• **Aim of the task**:
Quote the line containing "Give me the" and all lines that follow it in the listing below, exactly as written.

Dataset rows about figures:
** begin **

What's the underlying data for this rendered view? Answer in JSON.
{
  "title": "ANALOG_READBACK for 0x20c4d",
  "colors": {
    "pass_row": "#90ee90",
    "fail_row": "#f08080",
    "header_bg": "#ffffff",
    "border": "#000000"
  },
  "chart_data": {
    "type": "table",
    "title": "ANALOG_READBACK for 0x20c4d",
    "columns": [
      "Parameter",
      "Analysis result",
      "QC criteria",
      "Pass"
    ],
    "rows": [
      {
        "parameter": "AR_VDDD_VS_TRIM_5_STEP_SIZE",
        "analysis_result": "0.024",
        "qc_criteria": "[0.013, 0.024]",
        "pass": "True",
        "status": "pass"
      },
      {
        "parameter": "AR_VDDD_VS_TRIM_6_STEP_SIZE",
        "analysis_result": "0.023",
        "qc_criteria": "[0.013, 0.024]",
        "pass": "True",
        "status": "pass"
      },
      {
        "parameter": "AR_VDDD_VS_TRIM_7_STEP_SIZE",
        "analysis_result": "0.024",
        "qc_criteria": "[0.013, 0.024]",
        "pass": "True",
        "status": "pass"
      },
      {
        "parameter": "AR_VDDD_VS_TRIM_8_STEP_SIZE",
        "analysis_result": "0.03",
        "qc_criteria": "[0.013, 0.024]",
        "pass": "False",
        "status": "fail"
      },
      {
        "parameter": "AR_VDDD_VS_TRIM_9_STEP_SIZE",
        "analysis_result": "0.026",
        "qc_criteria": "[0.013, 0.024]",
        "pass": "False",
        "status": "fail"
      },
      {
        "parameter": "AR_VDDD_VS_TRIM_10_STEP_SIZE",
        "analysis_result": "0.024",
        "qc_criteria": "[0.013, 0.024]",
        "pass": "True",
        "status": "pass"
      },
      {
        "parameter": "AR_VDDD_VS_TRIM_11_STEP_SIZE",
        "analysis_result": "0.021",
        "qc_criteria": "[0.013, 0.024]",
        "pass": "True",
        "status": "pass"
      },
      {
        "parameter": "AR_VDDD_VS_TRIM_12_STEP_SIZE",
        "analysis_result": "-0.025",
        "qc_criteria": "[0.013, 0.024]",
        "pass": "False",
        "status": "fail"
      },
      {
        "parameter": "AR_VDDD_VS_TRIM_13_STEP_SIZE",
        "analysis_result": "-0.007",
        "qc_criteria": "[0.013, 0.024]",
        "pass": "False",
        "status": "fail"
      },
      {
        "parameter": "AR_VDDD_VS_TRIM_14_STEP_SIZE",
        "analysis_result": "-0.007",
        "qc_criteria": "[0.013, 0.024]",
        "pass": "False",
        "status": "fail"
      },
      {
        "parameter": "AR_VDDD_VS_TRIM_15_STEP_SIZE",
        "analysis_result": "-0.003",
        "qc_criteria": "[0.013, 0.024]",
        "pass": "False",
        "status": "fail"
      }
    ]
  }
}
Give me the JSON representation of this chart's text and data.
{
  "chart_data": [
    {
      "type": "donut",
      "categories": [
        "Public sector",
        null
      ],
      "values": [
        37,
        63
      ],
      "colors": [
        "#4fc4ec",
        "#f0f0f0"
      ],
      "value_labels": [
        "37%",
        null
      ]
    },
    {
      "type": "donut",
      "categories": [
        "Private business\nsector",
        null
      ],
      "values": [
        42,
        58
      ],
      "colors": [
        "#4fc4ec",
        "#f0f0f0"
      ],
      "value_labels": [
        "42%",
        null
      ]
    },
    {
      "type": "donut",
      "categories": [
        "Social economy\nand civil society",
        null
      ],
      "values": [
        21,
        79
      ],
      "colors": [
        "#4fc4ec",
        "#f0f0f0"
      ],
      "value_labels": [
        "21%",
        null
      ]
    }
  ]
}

** end **

• **Finished exercise**:
Give me the JSON representation of this chart's text and data.
{
  "chart_data": [
    {
      "type": "donut",
      "categories": [
        "Public sector",
        null
      ],
      "values": [
        37,
        63
      ],
      "colors": [
        "#4fc4ec",
        "#f0f0f0"
      ],
      "value_labels": [
        "37%",
        null
      ]
    },
    {
      "type": "donut",
      "categories": [
        "Private business\nsector",
        null
      ],
      "values": [
        42,
        58
      ],
      "colors": [
        "#4fc4ec",
        "#f0f0f0"
      ],
      "value_labels": [
        "42%",
        null
      ]
    },
    {
      "type": "donut",
      "categories": [
        "Social economy\nand civil society",
        null
      ],
      "values": [
        21,
        79
      ],
      "colors": [
        "#4fc4ec",
        "#f0f0f0"
      ],
      "value_labels": [
        "21%",
        null
      ]
    }
  ]
}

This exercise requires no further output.